> Material provided:
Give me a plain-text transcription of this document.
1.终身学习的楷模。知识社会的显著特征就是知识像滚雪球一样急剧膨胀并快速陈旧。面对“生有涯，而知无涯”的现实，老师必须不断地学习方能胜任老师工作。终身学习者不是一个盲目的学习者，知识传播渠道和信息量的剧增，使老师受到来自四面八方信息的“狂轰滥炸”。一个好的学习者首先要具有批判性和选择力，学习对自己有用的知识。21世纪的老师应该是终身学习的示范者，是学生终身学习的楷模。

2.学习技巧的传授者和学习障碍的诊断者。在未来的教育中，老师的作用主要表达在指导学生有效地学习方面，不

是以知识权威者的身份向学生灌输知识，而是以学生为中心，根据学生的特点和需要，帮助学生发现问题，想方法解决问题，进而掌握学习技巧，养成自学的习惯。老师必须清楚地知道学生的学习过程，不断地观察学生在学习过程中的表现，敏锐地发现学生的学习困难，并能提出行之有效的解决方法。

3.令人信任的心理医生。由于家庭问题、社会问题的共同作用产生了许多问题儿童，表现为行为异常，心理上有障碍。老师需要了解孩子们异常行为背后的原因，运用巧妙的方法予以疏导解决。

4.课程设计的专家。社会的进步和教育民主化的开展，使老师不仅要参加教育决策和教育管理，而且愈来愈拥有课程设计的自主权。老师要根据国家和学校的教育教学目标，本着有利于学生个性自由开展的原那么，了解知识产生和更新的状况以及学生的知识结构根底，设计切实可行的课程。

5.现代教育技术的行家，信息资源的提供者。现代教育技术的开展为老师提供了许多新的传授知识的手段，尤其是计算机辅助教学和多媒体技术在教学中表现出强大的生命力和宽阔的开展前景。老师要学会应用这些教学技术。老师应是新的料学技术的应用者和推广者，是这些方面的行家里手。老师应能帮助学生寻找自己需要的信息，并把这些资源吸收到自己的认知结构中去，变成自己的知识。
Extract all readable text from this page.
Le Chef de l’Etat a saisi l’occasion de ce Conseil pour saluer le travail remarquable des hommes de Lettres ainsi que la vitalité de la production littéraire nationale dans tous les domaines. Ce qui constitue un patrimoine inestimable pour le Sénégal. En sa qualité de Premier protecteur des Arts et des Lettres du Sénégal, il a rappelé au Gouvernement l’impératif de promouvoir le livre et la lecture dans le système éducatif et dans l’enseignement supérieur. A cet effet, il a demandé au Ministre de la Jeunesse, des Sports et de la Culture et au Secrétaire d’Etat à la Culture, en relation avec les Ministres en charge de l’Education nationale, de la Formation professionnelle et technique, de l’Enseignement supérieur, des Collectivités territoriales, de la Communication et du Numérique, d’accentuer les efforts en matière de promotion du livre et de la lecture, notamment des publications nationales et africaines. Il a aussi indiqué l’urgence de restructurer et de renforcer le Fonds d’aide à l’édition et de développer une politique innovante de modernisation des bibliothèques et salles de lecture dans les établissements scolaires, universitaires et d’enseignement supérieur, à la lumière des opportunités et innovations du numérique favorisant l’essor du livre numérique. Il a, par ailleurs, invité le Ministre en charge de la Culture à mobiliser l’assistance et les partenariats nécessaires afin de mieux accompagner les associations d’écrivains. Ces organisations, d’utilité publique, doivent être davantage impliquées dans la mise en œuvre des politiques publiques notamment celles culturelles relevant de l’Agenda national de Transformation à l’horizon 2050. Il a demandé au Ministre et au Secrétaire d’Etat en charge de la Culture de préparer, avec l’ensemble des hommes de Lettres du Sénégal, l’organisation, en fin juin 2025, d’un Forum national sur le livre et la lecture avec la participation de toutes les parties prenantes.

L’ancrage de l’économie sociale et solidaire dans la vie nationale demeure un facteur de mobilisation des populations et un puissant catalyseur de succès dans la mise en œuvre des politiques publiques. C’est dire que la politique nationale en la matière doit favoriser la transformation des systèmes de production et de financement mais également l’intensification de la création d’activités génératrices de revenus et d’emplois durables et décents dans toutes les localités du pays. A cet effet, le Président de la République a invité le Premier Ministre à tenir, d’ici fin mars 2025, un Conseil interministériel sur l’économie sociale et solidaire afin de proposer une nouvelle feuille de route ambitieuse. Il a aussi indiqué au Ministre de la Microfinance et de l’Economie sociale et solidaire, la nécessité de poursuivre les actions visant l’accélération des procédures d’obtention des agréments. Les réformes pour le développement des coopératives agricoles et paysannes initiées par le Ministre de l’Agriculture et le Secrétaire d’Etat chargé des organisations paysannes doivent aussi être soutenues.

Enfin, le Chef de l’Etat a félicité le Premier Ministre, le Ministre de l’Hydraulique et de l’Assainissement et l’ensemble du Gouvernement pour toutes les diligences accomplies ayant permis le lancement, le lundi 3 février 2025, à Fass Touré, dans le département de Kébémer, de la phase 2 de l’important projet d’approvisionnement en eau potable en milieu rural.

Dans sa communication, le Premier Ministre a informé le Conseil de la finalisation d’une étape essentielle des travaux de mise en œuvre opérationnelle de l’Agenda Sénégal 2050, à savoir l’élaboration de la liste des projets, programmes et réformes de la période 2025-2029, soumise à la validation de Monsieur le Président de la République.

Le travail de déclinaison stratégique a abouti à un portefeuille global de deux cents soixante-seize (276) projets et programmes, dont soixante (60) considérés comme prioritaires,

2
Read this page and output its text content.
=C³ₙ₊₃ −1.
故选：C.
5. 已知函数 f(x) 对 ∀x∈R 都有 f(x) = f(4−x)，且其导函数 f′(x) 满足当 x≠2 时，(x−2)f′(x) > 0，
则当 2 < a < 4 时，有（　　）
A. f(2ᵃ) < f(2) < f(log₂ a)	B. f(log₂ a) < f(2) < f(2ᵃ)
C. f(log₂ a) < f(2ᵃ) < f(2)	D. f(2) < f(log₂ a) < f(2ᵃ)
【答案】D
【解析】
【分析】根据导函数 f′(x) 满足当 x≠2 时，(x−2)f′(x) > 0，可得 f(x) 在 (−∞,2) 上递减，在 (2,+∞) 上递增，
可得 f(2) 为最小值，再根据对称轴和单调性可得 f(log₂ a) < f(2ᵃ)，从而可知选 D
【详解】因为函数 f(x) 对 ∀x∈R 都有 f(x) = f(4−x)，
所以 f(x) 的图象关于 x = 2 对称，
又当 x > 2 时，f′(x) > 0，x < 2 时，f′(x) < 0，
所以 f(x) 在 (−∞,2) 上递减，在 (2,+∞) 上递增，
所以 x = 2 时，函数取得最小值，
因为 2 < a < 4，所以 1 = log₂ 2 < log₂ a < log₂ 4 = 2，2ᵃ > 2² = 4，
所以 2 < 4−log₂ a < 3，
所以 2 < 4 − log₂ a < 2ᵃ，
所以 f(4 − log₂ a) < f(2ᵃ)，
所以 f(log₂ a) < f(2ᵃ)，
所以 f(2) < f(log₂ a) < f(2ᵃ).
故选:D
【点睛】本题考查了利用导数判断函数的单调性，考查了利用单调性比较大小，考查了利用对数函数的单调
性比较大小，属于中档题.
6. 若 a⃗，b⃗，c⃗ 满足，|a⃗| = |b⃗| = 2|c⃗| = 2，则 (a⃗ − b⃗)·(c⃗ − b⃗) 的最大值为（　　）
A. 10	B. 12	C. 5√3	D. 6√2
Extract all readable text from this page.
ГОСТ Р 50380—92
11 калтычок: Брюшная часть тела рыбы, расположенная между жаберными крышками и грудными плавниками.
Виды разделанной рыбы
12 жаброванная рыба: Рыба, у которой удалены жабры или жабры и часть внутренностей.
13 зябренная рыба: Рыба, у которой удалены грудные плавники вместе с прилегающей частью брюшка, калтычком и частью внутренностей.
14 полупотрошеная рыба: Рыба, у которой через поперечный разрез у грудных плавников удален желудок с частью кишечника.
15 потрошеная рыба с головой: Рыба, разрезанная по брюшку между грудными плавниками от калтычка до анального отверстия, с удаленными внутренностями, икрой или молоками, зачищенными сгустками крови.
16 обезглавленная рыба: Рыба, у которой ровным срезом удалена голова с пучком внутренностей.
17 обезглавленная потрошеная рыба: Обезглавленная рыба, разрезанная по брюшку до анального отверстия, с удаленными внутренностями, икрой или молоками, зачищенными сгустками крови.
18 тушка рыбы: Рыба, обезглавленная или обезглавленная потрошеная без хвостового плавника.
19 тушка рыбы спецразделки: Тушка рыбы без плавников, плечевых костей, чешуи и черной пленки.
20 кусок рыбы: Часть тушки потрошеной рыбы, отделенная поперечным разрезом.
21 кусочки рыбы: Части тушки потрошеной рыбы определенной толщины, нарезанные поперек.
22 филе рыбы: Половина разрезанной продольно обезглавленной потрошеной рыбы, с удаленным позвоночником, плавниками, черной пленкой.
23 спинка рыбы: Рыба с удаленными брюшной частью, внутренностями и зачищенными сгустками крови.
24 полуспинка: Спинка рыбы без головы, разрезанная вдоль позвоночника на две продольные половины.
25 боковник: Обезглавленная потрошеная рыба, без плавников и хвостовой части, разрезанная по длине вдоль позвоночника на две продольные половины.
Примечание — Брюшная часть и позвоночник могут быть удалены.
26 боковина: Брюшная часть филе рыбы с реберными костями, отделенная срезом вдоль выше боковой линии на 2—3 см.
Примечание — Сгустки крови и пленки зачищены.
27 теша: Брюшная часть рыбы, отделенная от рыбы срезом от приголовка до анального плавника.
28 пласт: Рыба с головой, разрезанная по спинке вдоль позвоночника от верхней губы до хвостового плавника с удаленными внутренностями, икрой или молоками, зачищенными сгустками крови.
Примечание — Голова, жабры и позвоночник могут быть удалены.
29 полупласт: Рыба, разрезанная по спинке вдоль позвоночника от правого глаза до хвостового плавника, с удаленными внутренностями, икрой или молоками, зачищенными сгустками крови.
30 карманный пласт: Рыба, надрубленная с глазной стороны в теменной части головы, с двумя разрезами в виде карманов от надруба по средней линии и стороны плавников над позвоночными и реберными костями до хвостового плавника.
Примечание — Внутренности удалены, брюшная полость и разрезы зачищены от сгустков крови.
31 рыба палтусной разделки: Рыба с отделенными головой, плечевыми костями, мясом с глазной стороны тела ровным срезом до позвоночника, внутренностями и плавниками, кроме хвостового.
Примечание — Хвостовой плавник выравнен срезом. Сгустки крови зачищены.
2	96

> What needs to be done: Copy each line of the data that contains the word "this".

> Exercise response:
Give me a plain-text transcription of this document.
Extract all readable text from this page.
Read this page and output its text content.
Extract all readable text from this page.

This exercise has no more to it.